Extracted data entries
# # # # # # #

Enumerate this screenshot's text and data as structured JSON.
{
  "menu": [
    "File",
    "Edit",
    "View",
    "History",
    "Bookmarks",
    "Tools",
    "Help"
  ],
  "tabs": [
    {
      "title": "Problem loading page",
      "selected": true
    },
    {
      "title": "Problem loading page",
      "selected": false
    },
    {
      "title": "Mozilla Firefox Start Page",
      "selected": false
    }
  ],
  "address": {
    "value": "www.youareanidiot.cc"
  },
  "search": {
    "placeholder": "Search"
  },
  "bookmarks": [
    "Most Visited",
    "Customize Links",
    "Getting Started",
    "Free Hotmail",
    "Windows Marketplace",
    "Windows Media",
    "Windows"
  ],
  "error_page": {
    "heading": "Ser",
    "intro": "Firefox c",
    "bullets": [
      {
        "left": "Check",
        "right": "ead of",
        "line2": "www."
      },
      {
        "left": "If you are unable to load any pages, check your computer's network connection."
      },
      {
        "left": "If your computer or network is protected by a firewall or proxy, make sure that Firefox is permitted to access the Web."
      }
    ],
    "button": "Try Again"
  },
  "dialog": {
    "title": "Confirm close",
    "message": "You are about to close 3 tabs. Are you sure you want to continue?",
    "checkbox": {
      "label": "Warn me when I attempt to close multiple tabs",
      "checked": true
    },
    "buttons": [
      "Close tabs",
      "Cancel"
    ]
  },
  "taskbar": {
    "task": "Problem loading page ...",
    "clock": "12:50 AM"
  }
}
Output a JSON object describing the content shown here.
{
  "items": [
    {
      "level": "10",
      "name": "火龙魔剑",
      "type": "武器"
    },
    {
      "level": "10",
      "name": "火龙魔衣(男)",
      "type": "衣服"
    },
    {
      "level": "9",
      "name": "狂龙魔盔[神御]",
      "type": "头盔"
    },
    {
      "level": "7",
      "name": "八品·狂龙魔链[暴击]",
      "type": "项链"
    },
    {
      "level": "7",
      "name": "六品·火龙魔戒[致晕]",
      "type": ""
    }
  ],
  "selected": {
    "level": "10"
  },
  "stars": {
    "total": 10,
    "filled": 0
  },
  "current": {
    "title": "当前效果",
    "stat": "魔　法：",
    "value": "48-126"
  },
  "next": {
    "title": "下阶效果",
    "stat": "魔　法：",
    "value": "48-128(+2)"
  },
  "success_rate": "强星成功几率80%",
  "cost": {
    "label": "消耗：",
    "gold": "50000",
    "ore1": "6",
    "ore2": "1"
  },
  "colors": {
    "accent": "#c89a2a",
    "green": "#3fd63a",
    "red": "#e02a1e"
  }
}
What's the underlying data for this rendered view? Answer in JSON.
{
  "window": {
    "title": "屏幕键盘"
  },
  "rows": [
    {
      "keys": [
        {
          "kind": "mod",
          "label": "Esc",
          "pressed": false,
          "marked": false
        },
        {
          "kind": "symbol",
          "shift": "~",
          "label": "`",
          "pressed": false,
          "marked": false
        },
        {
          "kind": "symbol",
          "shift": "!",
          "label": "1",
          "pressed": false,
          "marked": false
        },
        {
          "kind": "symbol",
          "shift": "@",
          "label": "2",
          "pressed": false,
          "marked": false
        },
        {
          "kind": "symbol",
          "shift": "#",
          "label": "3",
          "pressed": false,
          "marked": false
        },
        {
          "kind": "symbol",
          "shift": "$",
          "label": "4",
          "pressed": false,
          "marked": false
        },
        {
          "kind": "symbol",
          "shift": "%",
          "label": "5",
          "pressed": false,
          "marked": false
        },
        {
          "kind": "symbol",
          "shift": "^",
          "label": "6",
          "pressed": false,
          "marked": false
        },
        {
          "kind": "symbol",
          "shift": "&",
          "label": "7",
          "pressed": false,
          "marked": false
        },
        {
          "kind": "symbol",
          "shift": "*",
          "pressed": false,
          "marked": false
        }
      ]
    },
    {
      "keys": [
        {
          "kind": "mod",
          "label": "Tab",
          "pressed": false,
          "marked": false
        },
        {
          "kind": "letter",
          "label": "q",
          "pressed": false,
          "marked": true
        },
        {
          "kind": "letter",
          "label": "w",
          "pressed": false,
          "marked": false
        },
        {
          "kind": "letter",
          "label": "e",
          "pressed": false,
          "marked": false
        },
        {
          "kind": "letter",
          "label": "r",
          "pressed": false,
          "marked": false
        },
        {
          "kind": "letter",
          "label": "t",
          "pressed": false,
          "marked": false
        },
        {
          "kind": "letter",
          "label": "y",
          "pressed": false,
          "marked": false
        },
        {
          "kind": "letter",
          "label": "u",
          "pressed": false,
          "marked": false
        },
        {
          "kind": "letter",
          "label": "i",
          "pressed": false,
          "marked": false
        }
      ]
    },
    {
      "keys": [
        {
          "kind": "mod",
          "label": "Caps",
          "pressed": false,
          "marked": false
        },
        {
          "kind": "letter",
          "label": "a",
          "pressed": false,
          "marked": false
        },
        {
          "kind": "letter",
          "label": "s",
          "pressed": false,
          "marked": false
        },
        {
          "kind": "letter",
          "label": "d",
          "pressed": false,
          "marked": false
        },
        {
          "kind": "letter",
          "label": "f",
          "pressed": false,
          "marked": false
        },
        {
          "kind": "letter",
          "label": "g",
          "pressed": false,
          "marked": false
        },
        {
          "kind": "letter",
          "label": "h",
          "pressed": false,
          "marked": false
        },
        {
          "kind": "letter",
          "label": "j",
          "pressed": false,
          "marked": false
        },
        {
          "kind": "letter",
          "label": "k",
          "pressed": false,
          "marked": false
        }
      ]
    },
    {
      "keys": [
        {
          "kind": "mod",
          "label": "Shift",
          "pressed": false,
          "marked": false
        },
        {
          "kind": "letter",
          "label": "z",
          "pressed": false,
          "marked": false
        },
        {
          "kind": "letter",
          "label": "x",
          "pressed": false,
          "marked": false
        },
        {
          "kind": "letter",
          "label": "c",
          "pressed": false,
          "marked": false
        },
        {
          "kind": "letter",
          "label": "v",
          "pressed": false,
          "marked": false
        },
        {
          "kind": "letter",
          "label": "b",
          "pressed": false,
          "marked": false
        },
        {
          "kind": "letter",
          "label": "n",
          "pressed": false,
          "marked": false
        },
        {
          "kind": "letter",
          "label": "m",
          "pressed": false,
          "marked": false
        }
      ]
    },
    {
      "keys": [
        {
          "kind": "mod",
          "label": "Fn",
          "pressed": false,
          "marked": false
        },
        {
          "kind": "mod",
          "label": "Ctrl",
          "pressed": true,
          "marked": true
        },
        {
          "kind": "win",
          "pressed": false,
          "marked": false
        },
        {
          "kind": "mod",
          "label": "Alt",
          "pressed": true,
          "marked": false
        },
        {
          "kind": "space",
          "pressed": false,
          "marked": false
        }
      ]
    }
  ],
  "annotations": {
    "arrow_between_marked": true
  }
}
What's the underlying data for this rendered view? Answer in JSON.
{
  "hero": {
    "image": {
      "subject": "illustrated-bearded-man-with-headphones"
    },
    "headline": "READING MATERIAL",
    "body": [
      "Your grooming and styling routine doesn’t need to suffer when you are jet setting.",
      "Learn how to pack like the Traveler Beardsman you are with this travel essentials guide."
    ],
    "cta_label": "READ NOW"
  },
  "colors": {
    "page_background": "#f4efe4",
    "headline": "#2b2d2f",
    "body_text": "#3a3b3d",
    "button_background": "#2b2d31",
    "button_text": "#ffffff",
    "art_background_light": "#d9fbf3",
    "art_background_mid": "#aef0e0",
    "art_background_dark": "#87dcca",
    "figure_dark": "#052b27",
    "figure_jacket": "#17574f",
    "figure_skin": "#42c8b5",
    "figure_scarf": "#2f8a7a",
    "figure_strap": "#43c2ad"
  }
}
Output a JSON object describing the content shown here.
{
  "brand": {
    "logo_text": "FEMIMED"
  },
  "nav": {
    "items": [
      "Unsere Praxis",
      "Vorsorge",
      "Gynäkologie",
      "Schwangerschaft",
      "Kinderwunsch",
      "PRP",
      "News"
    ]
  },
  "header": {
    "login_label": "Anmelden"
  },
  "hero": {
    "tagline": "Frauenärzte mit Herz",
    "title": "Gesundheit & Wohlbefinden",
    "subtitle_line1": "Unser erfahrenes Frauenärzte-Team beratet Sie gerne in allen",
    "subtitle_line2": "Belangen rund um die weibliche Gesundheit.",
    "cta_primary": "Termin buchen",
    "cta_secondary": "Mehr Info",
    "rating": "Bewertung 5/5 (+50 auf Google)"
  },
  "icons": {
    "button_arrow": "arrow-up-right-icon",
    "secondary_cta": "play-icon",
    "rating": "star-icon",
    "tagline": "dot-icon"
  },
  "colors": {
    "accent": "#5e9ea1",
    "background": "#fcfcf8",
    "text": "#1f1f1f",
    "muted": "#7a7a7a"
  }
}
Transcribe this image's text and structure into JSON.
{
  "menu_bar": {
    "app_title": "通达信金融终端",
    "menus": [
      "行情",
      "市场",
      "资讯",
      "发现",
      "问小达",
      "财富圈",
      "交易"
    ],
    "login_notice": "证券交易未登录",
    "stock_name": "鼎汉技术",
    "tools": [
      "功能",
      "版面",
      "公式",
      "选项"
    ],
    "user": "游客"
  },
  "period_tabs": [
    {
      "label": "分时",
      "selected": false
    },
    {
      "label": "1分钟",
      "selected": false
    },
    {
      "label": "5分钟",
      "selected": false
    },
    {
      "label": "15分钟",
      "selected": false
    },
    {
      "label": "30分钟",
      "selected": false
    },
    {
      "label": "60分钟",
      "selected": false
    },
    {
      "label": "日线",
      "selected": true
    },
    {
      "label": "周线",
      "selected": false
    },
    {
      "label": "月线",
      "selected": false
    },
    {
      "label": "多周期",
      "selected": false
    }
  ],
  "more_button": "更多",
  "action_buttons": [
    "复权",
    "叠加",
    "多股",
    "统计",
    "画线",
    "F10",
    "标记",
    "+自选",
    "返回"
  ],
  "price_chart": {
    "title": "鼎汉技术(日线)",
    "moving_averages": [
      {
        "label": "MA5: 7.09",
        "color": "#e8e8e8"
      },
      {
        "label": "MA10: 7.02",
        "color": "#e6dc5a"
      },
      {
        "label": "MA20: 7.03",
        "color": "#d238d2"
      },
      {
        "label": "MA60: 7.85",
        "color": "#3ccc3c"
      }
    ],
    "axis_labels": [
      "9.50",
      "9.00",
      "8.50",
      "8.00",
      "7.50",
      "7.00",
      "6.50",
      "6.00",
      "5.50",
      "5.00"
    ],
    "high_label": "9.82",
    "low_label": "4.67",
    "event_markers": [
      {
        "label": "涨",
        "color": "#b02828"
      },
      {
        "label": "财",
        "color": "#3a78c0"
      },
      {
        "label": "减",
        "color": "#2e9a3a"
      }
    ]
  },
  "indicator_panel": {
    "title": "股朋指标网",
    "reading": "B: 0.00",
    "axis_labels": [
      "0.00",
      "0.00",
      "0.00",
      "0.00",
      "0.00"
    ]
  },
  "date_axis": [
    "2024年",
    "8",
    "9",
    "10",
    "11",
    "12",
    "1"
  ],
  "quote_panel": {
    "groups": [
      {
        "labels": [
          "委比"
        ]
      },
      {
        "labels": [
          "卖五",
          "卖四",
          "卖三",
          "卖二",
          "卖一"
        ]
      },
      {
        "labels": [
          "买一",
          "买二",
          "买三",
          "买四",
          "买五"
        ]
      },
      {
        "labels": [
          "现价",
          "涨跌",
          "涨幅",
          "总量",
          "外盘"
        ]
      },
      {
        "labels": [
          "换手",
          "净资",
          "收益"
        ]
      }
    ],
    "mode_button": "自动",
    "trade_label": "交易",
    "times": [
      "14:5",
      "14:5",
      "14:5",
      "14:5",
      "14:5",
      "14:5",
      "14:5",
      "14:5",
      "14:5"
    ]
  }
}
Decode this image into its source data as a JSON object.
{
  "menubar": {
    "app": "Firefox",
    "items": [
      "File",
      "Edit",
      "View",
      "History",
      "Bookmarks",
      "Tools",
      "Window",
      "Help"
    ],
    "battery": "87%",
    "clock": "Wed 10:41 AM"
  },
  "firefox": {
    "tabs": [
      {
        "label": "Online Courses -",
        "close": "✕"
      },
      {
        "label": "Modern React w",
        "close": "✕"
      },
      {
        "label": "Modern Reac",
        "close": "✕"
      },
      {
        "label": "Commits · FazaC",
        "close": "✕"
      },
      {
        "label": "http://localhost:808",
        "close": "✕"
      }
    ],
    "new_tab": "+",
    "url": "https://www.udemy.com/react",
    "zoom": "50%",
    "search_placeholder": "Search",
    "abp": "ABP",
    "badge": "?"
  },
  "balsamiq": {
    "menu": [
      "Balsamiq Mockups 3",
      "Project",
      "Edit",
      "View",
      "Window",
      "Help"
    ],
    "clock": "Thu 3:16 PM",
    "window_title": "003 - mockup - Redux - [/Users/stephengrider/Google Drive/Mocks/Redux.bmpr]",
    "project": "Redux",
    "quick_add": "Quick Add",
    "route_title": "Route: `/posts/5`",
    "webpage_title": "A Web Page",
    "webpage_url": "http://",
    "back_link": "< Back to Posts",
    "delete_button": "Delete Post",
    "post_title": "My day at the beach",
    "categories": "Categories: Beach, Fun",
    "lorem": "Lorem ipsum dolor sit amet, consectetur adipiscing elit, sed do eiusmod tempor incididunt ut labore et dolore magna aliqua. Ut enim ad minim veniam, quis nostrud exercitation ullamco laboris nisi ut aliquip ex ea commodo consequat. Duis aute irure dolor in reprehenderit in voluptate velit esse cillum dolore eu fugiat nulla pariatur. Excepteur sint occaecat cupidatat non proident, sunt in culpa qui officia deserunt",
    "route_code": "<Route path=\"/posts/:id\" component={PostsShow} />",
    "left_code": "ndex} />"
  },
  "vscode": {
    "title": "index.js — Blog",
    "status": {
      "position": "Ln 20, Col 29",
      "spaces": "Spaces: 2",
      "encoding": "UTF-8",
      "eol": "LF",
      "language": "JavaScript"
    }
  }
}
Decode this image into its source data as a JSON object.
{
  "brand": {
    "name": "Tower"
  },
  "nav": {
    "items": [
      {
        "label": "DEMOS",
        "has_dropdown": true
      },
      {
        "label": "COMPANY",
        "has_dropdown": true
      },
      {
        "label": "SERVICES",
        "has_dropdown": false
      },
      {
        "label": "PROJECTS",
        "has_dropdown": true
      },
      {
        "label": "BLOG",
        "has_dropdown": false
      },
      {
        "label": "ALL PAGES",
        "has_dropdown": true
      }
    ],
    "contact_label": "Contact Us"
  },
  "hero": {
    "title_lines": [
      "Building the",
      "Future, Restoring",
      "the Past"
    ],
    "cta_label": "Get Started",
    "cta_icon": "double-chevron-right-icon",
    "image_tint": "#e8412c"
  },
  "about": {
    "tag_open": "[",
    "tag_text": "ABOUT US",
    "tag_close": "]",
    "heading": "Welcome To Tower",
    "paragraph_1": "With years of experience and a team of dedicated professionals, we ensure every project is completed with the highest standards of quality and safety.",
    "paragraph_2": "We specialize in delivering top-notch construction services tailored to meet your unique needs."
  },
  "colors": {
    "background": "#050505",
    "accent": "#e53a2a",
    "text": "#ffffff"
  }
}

# # # # # # #

▶ INSTRUCTIONS FOR THE TASK
Looking at the material above, count the lines containing the string "tagline" and reply with the count alone.

▶ ANSWER
2